▸ **WHAT TO DO**
Return the lines where the word "this" occurs.

****************************************

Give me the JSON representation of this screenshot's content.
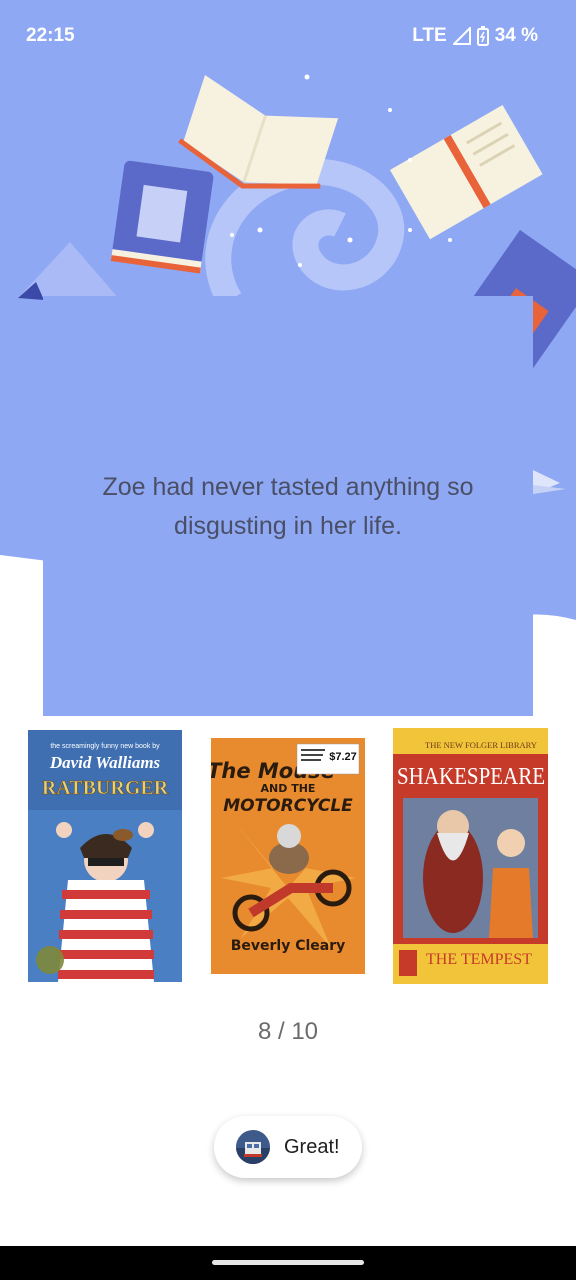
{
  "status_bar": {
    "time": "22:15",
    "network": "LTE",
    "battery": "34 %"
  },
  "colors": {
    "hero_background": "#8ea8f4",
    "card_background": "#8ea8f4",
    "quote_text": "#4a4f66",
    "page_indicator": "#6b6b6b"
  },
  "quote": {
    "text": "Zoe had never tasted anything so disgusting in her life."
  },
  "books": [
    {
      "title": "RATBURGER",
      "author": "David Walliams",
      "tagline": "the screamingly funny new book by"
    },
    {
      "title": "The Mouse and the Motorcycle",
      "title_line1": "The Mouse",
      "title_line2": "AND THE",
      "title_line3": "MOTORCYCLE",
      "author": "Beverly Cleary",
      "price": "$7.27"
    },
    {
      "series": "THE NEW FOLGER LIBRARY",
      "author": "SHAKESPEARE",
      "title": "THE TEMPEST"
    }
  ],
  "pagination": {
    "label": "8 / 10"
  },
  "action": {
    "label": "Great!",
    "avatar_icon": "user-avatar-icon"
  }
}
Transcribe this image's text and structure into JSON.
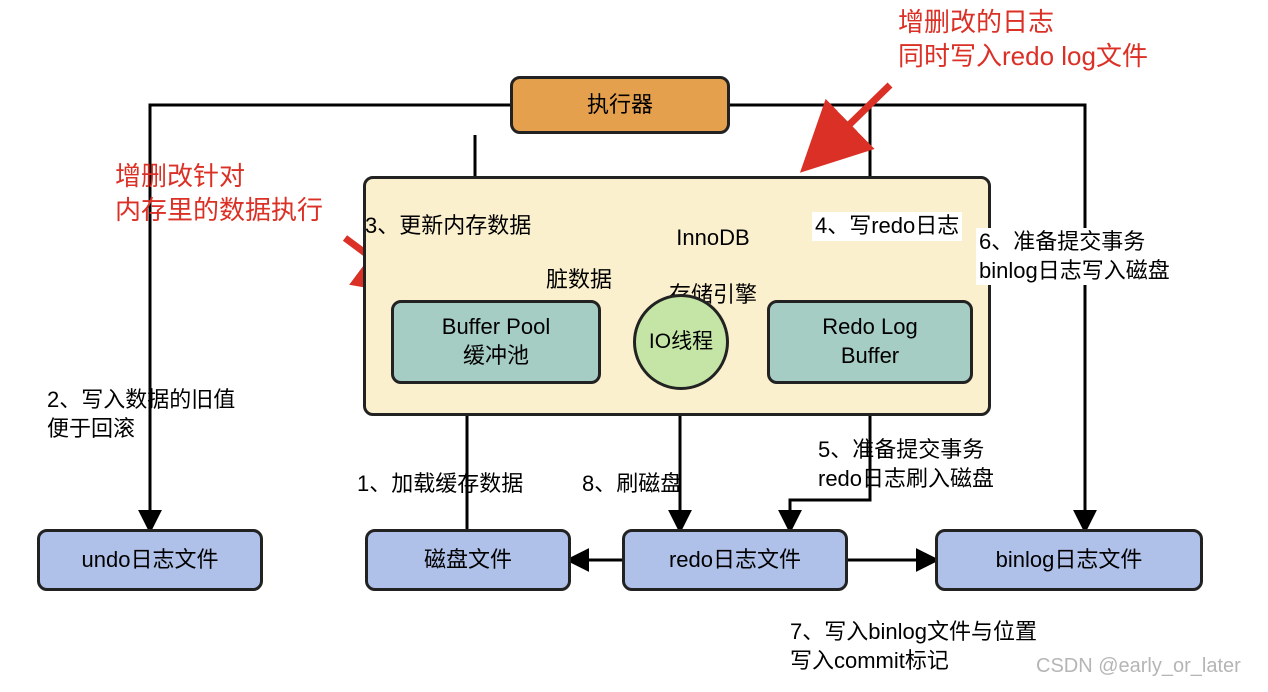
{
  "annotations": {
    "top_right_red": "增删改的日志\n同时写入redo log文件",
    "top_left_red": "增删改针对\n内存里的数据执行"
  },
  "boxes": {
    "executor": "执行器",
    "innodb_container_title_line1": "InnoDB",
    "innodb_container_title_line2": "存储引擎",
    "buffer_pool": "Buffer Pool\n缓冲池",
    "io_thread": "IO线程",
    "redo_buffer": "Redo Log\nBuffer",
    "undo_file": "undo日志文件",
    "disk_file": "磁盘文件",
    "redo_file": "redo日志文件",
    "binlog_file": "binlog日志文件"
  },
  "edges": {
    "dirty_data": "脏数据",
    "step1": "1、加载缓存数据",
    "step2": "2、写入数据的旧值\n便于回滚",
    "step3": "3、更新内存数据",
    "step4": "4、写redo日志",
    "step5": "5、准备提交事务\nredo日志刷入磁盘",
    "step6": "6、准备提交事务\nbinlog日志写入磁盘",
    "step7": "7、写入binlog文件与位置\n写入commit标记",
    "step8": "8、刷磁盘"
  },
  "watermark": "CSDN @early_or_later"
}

****************************************

▸ **SOLUTION BELOW**
Give me the JSON representation of this screenshot's content.
Transcribe this image's text and structure into JSON.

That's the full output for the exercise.